● **Written instruction**: The entries below should be output exactly as written.

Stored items
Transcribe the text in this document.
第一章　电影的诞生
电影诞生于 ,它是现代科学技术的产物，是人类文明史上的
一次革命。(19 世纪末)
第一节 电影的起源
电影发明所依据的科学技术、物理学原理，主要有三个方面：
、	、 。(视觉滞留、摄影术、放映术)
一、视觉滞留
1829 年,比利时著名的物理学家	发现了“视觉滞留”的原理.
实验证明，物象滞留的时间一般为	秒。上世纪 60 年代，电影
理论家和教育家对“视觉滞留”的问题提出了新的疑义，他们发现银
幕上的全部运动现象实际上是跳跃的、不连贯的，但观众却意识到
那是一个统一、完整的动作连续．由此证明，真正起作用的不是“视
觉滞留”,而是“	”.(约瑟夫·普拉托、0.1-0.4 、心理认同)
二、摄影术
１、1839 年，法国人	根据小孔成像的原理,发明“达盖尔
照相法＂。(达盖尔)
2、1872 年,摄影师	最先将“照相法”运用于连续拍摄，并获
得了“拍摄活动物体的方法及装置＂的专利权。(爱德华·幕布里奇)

● **Solution to the problem**:
Transcribe the text in this document.
第一章　电影的诞生
电影诞生于 ,它是现代科学技术的产物，是人类文明史上的
一次革命。(19 世纪末)
第一节 电影的起源
电影发明所依据的科学技术、物理学原理，主要有三个方面：
、	、 。(视觉滞留、摄影术、放映术)
一、视觉滞留
1829 年,比利时著名的物理学家	发现了“视觉滞留”的原理.
实验证明，物象滞留的时间一般为	秒。上世纪 60 年代，电影
理论家和教育家对“视觉滞留”的问题提出了新的疑义，他们发现银
幕上的全部运动现象实际上是跳跃的、不连贯的，但观众却意识到
那是一个统一、完整的动作连续．由此证明，真正起作用的不是“视
觉滞留”,而是“	”.(约瑟夫·普拉托、0.1-0.4 、心理认同)
二、摄影术
１、1839 年，法国人	根据小孔成像的原理,发明“达盖尔
照相法＂。(达盖尔)
2、1872 年,摄影师	最先将“照相法”运用于连续拍摄，并获
得了“拍摄活动物体的方法及装置＂的专利权。(爱德华·幕布里奇)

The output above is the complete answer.